The problem:
Check every line in the records below for the word "据此完成" and report how many have it, nothing more.

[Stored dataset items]
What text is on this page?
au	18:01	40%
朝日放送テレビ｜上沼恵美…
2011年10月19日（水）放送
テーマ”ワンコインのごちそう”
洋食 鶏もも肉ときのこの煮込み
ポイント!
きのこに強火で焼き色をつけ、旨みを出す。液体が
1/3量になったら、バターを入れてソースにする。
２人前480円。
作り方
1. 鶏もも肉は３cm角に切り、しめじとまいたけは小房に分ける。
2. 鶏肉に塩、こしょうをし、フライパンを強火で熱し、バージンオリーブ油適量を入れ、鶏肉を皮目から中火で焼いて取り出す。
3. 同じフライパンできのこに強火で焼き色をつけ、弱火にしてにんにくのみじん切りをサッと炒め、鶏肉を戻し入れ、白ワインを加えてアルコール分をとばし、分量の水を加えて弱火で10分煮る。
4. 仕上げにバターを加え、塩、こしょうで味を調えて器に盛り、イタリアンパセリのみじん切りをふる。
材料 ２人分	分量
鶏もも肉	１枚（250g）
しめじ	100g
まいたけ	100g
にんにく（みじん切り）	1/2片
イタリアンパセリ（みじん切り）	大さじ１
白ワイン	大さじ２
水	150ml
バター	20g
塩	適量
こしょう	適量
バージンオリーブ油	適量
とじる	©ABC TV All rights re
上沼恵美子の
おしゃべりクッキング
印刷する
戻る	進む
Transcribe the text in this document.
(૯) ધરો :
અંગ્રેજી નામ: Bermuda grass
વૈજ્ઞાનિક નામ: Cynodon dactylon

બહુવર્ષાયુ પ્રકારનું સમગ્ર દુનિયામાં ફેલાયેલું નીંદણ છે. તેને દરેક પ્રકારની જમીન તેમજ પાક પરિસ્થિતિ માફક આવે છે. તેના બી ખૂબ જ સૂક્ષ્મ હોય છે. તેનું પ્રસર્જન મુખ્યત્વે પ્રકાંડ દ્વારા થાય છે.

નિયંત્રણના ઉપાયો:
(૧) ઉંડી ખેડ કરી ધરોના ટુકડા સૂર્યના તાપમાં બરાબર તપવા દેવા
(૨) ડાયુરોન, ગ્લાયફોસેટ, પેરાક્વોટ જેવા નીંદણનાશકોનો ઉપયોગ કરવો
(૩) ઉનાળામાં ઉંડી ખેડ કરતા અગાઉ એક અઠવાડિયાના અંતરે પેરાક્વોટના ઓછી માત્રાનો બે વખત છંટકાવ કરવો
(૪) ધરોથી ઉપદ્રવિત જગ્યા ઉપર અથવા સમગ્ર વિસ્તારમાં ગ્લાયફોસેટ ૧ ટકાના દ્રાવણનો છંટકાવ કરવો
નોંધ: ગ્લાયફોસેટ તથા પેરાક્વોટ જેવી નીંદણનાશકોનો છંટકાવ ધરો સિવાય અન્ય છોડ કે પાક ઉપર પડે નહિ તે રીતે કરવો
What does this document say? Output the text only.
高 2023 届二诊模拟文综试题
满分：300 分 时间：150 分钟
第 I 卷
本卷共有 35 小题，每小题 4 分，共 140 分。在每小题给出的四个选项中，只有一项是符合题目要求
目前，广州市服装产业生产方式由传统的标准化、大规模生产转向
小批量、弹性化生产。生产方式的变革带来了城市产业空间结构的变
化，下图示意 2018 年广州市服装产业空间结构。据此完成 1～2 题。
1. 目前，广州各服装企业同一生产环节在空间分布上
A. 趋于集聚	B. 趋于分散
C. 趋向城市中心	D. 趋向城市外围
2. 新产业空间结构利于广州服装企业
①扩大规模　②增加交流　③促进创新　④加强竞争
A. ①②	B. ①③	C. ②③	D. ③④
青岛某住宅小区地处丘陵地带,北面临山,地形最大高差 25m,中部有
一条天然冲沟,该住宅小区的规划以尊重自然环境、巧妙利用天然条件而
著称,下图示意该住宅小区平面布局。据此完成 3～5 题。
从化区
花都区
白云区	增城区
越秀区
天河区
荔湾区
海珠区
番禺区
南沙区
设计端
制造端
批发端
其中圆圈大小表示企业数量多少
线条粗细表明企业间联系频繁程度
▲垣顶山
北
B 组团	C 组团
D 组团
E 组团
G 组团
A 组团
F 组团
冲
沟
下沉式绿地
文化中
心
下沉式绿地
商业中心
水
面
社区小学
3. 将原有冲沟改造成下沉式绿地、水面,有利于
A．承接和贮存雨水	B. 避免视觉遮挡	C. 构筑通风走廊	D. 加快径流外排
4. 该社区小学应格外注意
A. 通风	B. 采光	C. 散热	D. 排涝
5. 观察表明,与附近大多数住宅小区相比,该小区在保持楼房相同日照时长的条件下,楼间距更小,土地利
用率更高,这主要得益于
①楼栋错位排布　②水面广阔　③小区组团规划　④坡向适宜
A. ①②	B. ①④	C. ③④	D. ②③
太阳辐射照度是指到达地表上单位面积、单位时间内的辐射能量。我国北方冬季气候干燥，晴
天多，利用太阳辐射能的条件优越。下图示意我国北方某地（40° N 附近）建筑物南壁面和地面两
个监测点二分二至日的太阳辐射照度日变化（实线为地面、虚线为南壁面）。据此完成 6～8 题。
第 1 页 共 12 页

Solution to this task:
3